### Exercises to complete
1) Rewrite the Spark architecture text from "Every Spark application, regardless" to "boundary between them.", changing "zones" to "regions".
2) Answer these questions from the Spark architecture text.
(a) What does the DAGScheduler convert RDD lineage into?
(b) What happens if a single Executor JVM dies?
(c) Where does the Cluster Manager sit?
3) List every component that the table in the Spark architecture text assigns a primary responsibility.

### Excerpted text
____________
The mental model starts with five components. Everything else is a detail.

🔍 The Five Components Every Spark Job Runs Through

Every Spark application, regardless of size or cluster manager, passes through the same five components. Before examining any one of them in depth, it helps to see how they relate.

The diagram below maps all major participants in a running Spark application. Notice the two distinct zones: everything inside the Driver JVM (planning and coordination) and everything in the Executor JVMs (data processing). The Cluster Manager sits at the boundary between them.

graph TD
    UserCode[User Application Code]
    SS[SparkSession]
    Driver[Driver JVM Process]
    DAG[DAGScheduler]
    Task[TaskScheduler]
    BE[SchedulerBackend]
    CM[Cluster Manager]
    WN1[Worker Node 1]
    WN2[Worker Node 2]
    WN3[Worker Node 3]
    E1[Executor JVM]
    E2[Executor JVM]
    E3[Executor JVM]
    Th1[Task Threads]
    Th2[Task Threads]
    Th3[Task Threads]

    UserCode --> SS
    SS --> Driver
    Driver --> DAG
    DAG --> Task
    Task --> BE
    BE --> CM
    CM --> WN1
    CM --> WN2
    CM --> WN3
    WN1 --> E1
    WN2 --> E2
    WN3 --> E3
    E1 --> Th1
    E2 --> Th2
    E3 --> Th3

Read this diagram from top to bottom: user code enters via SparkSession, passes through two scheduler layers inside the Driver JVM, crosses the Cluster Manager boundary, and arrives at Executor JVMs on worker nodes where actual tasks run. Each component owns exactly one job in this chain.

Component	Zone	Primary responsibility
Driver JVM	Planning	Runs user code; creates SparkSession; holds the entire job state
DAGScheduler	Planning (inside Driver)	Converts RDD lineage into stages separated by shuffle boundaries
TaskScheduler	Planning (inside Driver)	Assigns tasks from a stage to specific executors using data locality
Cluster Manager	Resource boundary	Allocates CPU and memory containers to the Driver's requests
Executor JVM	Execution	Runs assigned tasks; manages data in memory; writes shuffle output

The most critical architectural fact: if the Driver JVM dies, the entire job dies. There is no recovery. If a single Executor JVM dies, only its in-progress tasks are affected — the job can recover by rescheduling those tasks elsewhere. This asymmetry defines everything about how Spark handles failures and why driver resource sizing is never optional.
____________
### Given entries
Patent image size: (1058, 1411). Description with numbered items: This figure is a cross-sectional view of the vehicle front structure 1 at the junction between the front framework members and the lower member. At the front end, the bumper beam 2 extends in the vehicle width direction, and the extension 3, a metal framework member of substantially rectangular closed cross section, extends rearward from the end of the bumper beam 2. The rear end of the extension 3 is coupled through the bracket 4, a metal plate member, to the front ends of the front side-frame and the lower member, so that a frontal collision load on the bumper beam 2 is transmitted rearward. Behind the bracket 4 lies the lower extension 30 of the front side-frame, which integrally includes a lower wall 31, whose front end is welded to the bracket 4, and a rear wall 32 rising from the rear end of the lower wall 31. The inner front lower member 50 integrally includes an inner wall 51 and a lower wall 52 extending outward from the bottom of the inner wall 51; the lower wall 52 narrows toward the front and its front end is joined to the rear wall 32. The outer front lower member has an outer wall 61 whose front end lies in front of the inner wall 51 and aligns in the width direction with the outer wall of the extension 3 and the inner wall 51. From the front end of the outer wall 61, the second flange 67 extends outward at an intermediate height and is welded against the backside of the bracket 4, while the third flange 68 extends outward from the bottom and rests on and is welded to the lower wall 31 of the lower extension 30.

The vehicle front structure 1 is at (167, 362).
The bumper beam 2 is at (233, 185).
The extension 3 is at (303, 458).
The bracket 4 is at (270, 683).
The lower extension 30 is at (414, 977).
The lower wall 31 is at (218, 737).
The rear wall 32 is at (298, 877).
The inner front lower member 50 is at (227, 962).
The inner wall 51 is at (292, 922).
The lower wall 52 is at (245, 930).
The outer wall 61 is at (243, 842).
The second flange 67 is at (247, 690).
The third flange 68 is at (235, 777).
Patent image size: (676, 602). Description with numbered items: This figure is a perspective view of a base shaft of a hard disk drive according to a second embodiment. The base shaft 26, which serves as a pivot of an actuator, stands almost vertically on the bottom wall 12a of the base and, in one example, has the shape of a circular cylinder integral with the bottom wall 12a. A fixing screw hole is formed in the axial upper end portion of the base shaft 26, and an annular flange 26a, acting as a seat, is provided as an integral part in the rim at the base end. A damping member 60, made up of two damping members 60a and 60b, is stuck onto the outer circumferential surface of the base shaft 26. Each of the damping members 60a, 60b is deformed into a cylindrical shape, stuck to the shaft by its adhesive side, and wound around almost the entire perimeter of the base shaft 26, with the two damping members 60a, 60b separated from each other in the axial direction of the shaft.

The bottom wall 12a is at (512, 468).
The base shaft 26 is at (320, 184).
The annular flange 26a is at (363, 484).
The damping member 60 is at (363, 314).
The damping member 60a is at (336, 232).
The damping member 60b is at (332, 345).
____________
### Answers by task
1)
Every Spark application, regardless of size or cluster manager, passes through the same five components. Before examining any one of them in depth, it helps to see how they relate.

The diagram below maps all major participants in a running Spark application. Notice the two distinct regions: everything inside the Driver JVM (planning and coordination) and everything in the Executor JVMs (data processing). The Cluster Manager sits at the boundary between them.

2)
(a) Stages separated by shuffle boundaries.
(b) Only its in-progress tasks are affected, and the job can recover by rescheduling those tasks elsewhere.
(c) At the boundary between the Driver JVM and the Executor JVMs.

3) Driver JVM, DAGScheduler, TaskScheduler, Cluster Manager, Executor JVM